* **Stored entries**
+ + +
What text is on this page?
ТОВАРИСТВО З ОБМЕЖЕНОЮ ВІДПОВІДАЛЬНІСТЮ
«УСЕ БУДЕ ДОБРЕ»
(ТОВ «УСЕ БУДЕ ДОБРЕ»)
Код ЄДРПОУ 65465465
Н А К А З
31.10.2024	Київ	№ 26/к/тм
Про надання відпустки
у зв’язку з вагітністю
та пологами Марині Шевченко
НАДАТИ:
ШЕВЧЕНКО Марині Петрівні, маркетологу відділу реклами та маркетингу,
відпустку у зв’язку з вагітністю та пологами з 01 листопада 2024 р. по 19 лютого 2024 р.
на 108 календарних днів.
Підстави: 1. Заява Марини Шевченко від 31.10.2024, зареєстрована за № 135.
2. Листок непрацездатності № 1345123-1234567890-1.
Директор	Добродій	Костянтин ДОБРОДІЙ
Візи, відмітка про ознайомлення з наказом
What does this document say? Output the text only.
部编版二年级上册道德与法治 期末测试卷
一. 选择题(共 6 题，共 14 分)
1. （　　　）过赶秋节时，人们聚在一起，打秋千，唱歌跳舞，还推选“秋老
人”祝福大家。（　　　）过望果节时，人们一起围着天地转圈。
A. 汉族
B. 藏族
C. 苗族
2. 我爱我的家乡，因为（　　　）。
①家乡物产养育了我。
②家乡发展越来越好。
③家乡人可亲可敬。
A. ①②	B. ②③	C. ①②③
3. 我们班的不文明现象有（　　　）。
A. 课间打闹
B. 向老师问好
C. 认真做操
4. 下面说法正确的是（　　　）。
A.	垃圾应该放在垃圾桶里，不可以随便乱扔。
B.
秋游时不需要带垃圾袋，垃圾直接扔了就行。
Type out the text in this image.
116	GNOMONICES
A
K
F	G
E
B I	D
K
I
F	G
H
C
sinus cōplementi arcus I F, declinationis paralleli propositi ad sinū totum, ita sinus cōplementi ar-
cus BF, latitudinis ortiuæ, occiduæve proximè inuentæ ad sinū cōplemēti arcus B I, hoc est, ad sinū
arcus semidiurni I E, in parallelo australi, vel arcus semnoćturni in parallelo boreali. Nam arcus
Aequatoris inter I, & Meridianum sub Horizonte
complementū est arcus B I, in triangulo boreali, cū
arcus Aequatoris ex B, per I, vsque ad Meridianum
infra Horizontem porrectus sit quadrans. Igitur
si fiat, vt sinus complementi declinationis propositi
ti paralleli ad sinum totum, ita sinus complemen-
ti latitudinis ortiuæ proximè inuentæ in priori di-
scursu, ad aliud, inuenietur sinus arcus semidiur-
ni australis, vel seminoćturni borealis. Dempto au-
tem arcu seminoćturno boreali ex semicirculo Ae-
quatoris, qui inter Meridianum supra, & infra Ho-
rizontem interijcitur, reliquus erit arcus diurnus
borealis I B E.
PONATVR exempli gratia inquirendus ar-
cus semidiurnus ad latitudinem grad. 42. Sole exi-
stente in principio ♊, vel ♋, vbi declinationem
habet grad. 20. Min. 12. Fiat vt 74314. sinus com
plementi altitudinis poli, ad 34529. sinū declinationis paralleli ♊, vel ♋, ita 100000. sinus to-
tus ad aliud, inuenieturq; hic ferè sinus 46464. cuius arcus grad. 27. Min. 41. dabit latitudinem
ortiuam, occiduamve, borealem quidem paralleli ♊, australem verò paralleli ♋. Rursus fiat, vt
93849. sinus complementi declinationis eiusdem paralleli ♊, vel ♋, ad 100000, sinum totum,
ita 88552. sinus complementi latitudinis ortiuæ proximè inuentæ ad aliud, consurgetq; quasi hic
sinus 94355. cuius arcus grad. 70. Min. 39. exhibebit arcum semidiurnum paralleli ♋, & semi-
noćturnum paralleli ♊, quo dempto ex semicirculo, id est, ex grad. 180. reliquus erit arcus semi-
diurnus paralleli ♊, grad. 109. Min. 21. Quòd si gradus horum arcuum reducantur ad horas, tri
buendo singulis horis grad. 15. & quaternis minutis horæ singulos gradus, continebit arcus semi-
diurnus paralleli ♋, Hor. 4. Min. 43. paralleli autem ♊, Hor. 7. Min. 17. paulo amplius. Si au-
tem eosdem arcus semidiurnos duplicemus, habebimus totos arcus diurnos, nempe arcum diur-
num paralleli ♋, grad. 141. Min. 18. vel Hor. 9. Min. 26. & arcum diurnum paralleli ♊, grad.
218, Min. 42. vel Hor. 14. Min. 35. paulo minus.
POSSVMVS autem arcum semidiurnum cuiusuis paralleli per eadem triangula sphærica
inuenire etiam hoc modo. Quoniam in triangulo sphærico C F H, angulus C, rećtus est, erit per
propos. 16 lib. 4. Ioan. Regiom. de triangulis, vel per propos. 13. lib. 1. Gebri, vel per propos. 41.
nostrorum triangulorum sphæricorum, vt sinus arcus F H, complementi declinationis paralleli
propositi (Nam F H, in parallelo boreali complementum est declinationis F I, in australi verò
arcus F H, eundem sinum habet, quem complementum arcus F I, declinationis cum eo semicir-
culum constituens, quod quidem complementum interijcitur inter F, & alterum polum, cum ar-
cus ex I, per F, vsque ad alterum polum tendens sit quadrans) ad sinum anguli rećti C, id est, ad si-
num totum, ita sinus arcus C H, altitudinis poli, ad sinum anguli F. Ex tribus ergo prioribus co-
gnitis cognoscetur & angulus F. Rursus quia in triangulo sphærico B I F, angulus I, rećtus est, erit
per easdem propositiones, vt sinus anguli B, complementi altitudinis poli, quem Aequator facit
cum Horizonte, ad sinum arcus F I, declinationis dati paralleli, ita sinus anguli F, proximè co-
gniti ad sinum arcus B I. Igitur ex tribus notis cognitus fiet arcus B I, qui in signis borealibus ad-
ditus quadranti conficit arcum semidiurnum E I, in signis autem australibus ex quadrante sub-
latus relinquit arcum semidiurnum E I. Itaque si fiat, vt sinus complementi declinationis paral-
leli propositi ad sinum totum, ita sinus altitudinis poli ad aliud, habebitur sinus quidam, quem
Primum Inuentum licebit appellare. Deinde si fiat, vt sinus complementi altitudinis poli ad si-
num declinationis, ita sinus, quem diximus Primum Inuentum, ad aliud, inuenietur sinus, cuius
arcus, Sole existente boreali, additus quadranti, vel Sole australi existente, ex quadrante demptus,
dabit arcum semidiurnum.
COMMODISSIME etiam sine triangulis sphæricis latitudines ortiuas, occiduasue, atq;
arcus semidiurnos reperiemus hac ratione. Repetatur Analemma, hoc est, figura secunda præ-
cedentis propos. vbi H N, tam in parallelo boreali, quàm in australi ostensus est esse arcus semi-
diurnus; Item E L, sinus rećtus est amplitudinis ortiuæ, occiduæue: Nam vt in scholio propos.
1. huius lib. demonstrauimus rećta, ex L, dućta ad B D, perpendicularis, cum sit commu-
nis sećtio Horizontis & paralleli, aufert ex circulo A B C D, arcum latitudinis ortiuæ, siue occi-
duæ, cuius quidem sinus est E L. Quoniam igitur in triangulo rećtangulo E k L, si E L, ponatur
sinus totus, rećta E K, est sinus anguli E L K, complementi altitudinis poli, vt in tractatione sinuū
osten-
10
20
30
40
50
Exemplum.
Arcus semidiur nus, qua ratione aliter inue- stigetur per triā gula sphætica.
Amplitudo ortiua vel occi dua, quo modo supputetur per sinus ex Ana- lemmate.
+ + +
* **OBJECTIVE**
Check each line above for the string "text" and report how many lines have it, giving only the number.

* **TASK ANSWER**
3